* BEGIN Data in this exercise *

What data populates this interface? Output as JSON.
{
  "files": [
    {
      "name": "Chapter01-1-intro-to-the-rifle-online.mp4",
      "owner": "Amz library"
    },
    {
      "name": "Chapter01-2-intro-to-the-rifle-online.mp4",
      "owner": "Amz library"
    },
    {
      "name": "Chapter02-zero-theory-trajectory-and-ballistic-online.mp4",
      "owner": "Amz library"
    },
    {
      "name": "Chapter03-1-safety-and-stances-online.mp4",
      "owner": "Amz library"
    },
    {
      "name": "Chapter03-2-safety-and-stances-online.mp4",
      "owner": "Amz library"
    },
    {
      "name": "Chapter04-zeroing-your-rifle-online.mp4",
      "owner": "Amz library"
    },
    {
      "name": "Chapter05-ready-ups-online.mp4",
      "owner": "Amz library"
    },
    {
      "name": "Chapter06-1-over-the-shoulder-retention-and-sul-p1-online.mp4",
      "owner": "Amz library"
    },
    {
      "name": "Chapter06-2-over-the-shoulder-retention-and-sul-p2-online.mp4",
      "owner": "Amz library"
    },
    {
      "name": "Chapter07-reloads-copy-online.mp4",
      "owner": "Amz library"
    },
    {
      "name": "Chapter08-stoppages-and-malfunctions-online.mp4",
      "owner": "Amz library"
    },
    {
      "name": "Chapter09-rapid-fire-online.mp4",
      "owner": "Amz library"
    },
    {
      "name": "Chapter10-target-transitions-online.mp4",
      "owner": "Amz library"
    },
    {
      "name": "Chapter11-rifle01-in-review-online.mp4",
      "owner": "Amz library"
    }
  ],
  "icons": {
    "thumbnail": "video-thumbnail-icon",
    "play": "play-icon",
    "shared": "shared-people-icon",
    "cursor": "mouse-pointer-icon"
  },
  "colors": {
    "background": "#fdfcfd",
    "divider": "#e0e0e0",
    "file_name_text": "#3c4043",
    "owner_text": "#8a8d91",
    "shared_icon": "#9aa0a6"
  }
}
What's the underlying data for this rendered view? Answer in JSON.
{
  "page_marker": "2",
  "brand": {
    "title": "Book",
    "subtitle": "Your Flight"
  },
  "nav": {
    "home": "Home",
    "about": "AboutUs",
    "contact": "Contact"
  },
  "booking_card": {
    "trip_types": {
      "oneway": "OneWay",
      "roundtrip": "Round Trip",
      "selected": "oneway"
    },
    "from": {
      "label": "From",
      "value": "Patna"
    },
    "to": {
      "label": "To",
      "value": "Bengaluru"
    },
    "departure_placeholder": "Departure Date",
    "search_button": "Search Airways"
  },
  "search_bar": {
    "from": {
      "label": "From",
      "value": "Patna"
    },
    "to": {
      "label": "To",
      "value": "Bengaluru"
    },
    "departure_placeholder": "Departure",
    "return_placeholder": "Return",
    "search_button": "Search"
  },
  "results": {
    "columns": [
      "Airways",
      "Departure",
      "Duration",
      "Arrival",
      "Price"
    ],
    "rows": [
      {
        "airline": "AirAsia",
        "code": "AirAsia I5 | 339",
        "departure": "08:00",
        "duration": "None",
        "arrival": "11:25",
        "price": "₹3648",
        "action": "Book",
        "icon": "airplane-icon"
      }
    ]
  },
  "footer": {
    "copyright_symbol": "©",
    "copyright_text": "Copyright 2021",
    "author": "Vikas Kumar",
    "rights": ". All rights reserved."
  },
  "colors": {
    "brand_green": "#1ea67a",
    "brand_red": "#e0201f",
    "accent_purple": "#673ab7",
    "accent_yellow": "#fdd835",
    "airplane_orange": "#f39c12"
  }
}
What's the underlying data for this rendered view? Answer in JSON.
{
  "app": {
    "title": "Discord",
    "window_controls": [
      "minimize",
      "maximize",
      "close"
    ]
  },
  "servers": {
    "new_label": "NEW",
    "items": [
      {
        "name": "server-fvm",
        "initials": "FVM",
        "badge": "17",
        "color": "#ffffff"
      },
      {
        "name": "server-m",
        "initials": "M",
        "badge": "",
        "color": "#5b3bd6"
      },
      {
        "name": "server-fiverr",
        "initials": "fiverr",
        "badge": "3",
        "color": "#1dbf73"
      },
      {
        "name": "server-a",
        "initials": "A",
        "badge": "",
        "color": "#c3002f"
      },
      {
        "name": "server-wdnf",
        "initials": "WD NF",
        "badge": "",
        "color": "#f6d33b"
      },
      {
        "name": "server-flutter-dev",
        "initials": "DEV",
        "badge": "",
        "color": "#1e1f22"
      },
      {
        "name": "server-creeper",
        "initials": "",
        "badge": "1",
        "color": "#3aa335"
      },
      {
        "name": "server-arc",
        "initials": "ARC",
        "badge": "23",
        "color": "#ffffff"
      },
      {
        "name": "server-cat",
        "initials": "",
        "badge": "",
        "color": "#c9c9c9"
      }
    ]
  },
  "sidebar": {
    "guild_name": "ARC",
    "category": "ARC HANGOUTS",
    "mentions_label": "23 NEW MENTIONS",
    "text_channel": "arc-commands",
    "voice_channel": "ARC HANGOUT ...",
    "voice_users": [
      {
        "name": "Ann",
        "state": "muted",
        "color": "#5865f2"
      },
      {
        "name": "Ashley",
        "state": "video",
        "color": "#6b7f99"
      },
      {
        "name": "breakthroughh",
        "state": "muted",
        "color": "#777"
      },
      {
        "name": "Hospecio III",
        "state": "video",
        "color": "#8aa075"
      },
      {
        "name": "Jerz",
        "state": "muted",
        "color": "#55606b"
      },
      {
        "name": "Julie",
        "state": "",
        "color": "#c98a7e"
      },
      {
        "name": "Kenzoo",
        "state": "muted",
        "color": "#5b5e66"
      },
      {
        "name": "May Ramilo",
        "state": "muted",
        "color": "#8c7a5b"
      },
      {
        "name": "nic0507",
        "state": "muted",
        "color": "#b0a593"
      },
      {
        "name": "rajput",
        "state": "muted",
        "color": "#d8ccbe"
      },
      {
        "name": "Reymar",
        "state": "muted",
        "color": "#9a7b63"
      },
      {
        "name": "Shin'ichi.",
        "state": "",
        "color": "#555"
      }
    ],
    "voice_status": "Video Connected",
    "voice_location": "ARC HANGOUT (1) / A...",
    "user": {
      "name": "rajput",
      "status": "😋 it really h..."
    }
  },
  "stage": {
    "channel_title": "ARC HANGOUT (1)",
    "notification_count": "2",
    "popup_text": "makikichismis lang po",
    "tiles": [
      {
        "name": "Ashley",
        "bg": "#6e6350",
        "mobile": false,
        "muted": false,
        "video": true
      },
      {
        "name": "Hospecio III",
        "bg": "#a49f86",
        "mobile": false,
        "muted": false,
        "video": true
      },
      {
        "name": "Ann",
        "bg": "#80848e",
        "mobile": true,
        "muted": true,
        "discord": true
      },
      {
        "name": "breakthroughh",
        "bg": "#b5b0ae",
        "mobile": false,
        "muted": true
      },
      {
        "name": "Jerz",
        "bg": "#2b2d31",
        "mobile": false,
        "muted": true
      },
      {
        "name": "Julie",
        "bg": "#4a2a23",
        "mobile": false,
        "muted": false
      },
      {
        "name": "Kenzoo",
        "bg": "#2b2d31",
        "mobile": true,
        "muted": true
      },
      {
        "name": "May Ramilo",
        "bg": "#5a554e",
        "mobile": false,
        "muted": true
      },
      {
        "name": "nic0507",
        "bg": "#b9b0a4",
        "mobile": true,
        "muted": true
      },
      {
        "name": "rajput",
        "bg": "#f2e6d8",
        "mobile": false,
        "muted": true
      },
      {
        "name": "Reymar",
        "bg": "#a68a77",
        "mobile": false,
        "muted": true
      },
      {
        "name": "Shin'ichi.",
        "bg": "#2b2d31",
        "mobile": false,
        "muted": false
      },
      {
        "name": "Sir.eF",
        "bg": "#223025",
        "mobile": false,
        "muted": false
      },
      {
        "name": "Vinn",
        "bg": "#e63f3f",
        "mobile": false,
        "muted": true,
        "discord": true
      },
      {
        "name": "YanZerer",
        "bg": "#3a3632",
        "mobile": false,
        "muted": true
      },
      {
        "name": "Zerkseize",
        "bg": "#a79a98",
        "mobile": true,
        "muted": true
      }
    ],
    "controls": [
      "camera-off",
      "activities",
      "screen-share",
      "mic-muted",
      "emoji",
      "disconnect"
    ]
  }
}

* END Data in this exercise *

* _Given task_
In the entries above, how many lines hold the word "retention"? State the number and nothing else.

* _Complete answer_
2